Records that describe figures
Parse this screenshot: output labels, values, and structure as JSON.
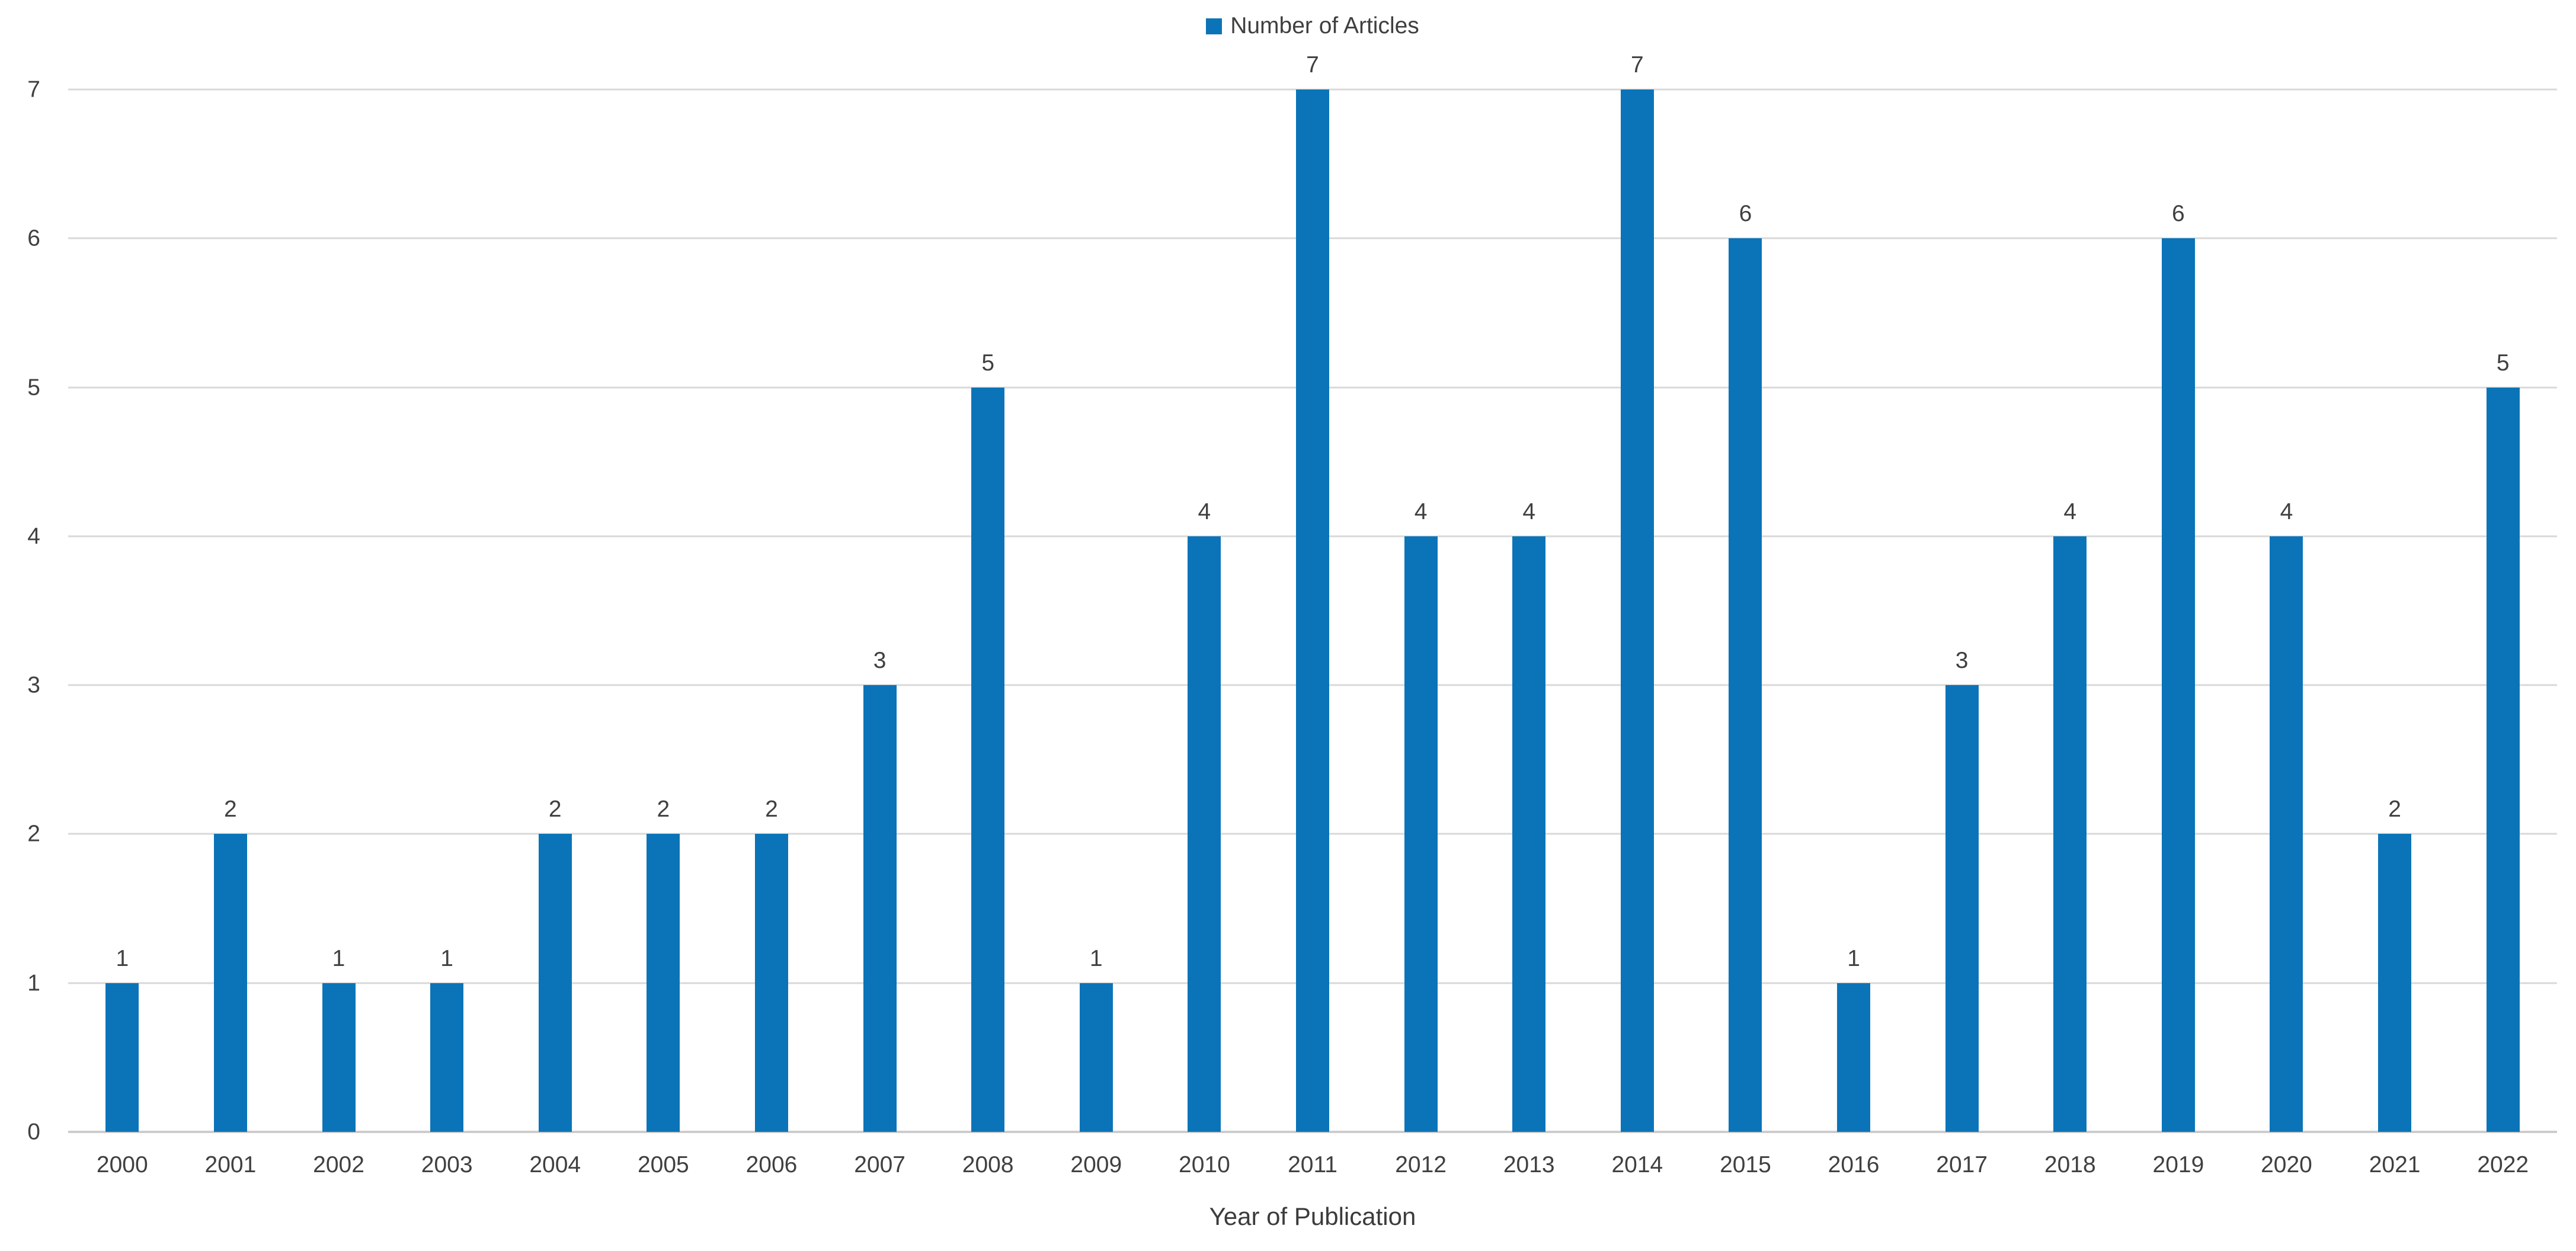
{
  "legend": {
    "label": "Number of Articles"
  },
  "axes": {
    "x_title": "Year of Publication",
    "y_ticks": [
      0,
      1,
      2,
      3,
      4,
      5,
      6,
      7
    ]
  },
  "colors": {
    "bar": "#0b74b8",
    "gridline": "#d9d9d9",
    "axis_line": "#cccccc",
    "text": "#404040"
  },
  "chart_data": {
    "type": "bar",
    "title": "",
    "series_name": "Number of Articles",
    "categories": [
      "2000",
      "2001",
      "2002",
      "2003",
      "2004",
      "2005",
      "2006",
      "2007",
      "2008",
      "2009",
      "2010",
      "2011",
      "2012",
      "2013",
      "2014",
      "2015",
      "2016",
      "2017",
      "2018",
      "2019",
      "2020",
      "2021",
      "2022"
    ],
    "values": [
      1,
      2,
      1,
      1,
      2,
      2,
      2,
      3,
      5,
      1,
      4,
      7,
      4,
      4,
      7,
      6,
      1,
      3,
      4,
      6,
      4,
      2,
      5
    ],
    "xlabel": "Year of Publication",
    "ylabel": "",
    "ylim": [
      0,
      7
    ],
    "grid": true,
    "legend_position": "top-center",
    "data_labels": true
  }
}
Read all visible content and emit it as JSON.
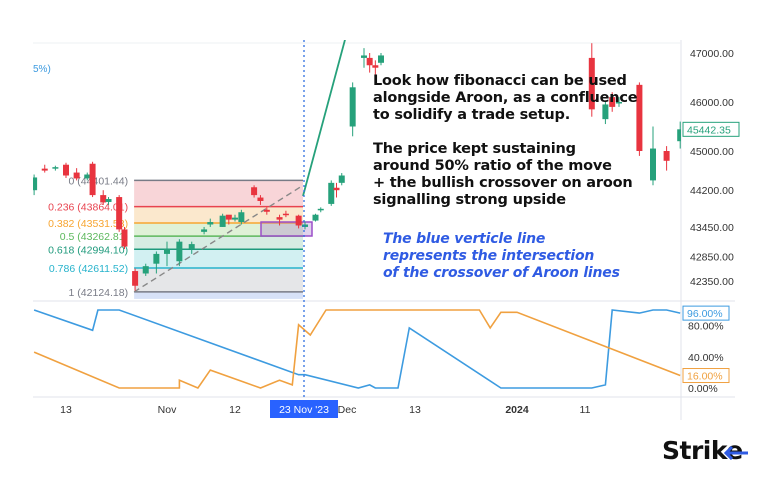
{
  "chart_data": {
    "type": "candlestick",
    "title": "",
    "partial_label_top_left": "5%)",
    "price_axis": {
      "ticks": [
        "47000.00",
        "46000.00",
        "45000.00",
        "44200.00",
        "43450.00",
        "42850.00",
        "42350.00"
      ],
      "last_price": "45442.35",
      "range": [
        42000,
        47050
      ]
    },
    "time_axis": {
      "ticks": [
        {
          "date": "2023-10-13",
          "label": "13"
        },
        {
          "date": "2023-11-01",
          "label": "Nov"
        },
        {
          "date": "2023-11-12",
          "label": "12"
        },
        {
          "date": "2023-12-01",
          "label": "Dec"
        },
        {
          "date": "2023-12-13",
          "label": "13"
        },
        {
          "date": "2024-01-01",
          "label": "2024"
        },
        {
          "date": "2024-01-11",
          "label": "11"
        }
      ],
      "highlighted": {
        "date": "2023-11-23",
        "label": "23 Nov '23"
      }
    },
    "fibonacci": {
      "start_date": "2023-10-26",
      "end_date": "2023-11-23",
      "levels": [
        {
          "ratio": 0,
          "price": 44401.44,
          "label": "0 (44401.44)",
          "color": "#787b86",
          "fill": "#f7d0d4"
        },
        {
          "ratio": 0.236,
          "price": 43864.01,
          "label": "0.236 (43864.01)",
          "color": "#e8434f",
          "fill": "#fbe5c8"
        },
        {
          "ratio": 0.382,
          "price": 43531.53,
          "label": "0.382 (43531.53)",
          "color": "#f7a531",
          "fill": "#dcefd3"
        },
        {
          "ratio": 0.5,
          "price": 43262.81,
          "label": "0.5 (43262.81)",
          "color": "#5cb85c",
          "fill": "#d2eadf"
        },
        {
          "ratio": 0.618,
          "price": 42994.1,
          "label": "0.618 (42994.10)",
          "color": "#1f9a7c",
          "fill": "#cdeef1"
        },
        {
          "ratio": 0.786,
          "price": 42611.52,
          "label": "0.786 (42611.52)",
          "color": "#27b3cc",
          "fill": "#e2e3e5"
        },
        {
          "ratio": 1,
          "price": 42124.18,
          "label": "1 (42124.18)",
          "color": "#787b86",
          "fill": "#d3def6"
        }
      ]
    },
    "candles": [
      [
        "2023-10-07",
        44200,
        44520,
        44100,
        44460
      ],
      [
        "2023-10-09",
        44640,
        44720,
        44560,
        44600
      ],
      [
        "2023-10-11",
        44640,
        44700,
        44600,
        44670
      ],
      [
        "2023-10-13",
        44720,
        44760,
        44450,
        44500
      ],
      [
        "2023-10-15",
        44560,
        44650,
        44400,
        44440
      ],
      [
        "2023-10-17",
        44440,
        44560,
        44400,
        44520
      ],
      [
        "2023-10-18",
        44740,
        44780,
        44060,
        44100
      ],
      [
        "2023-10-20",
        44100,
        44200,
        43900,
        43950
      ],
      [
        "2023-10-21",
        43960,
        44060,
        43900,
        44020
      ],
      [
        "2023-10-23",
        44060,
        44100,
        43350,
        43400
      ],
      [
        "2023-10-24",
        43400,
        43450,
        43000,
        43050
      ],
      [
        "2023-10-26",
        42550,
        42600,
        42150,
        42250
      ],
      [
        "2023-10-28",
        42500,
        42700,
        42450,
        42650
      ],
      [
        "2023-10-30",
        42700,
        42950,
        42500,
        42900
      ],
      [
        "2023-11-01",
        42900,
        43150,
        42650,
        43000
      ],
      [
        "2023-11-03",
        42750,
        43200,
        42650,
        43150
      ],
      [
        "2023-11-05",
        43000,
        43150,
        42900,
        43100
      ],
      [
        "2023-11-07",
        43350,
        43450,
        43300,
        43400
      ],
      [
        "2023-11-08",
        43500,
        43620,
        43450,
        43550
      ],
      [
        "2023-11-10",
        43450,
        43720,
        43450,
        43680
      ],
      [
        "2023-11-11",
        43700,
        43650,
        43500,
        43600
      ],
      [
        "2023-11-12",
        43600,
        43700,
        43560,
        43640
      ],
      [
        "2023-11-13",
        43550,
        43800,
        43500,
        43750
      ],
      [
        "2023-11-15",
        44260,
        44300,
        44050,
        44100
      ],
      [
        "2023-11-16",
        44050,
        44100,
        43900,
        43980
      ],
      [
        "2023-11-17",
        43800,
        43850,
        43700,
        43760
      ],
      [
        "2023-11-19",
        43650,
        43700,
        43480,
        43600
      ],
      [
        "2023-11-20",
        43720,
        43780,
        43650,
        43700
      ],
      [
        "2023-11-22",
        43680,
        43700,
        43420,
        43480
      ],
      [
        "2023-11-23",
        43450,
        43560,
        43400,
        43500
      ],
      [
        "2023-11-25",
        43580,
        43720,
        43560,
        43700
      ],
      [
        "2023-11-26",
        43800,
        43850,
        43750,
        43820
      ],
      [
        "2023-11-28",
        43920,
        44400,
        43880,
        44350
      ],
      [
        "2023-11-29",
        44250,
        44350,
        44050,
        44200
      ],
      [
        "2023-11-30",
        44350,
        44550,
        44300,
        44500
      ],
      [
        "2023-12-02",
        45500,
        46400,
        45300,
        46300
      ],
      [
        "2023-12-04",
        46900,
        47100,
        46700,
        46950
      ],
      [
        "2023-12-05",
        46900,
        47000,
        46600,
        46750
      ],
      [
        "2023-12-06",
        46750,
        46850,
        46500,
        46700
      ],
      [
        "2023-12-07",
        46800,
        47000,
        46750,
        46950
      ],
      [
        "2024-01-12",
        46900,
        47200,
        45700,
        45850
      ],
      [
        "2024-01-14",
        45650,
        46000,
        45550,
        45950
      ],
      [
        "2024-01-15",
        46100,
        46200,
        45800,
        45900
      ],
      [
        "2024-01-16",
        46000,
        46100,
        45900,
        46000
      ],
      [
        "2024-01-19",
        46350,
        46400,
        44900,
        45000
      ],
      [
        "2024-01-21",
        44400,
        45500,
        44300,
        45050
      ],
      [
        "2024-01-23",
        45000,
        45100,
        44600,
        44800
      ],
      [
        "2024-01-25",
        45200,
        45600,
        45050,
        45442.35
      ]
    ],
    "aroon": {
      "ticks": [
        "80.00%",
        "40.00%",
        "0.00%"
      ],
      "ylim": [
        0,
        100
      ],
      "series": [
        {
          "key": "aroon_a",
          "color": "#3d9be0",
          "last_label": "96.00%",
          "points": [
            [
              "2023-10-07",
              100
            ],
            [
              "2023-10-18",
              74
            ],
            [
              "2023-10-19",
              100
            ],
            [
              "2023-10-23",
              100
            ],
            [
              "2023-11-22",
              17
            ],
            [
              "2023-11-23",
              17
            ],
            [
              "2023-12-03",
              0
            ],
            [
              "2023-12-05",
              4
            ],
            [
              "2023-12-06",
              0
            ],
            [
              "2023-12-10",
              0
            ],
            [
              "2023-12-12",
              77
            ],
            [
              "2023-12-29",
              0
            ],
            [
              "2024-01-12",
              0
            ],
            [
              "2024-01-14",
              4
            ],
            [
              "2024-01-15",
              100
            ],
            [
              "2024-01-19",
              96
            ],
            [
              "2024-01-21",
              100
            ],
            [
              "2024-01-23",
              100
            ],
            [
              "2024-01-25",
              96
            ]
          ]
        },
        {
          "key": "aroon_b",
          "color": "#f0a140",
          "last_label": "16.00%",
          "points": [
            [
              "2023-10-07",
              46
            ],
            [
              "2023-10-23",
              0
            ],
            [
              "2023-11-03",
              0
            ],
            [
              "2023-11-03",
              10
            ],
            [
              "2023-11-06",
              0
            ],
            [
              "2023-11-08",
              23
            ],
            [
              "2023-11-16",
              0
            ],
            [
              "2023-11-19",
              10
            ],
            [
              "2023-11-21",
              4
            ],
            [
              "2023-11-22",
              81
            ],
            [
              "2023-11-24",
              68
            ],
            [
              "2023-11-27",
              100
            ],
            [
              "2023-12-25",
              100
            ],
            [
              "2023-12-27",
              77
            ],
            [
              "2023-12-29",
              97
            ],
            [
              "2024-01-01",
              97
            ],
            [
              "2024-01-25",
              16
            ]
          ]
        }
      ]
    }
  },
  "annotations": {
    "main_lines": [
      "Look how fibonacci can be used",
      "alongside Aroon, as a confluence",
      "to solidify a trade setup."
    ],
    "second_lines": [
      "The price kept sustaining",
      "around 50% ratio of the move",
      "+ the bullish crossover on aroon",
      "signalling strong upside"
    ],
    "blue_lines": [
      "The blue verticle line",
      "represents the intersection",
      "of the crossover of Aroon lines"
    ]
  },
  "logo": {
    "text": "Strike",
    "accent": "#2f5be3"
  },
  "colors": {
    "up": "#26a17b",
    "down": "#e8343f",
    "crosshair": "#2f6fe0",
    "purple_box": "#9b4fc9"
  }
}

**SET PROBLEM:** Each line that holds the word "fill" should be extracted from the records.

**OUTPUT BELOW:**
          "fill": "#f7d0d4"
          "fill": "#fbe5c8"
          "fill": "#dcefd3"
          "fill": "#d2eadf"
          "fill": "#cdeef1"
          "fill": "#e2e3e5"
          "fill": "#d3def6"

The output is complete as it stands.